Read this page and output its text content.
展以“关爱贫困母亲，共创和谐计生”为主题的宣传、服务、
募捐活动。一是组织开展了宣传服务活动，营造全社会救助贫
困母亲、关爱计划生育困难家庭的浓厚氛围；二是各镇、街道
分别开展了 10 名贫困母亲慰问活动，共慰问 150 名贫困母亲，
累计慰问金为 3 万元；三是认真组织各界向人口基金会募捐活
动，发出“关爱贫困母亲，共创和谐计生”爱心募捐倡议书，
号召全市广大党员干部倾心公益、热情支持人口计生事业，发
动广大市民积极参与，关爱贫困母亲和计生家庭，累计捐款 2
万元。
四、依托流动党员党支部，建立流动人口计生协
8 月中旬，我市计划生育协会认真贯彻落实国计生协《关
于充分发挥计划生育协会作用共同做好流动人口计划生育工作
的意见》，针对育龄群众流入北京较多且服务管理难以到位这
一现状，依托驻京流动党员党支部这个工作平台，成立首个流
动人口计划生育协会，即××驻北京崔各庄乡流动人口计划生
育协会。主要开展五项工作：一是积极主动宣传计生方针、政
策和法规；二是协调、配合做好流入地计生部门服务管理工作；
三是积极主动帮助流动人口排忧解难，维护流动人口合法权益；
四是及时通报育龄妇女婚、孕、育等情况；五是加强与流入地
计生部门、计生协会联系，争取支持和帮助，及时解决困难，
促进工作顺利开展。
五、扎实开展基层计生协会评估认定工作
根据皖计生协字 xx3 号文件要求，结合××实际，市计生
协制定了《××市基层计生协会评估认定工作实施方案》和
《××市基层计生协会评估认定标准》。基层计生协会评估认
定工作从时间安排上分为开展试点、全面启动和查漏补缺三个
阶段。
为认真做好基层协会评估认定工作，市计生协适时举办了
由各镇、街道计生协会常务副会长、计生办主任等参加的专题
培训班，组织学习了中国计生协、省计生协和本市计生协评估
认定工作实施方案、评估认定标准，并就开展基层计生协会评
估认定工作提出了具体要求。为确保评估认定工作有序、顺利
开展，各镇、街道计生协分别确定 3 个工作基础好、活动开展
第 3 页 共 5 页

---

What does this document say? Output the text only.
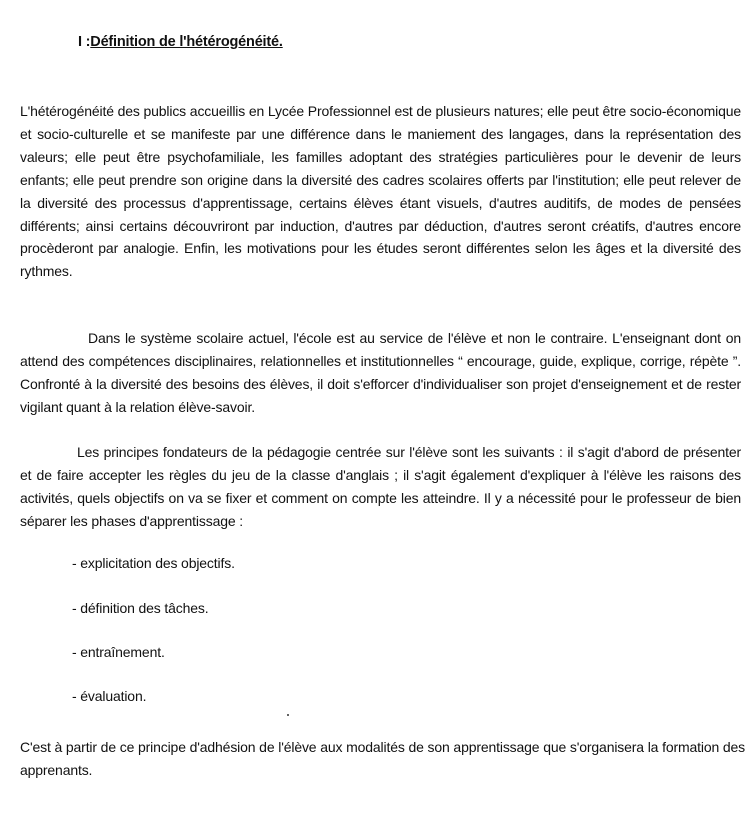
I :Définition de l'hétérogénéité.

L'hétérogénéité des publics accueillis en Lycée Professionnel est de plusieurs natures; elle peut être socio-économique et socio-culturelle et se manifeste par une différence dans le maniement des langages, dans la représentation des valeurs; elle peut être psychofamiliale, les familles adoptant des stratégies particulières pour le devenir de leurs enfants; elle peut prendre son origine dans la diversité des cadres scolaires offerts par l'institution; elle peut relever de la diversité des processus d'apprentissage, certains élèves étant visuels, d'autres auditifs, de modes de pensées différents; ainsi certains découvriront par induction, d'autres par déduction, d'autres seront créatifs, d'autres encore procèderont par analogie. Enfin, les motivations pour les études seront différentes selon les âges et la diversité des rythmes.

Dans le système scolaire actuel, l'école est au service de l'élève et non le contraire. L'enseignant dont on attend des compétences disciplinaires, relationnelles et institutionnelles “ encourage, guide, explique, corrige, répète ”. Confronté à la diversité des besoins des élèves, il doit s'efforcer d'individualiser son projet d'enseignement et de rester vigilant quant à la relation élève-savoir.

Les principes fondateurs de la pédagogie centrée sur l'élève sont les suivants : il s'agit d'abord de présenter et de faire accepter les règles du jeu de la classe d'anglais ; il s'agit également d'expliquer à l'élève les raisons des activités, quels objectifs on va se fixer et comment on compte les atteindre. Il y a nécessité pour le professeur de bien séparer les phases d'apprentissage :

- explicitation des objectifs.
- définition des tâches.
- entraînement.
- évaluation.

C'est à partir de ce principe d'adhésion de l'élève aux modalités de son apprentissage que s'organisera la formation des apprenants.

◆ What you will do
In the entries above, find each line with the word "this" and copy it.

◆ Task response
Read this page and output its text content.
What does this document say? Output the text only.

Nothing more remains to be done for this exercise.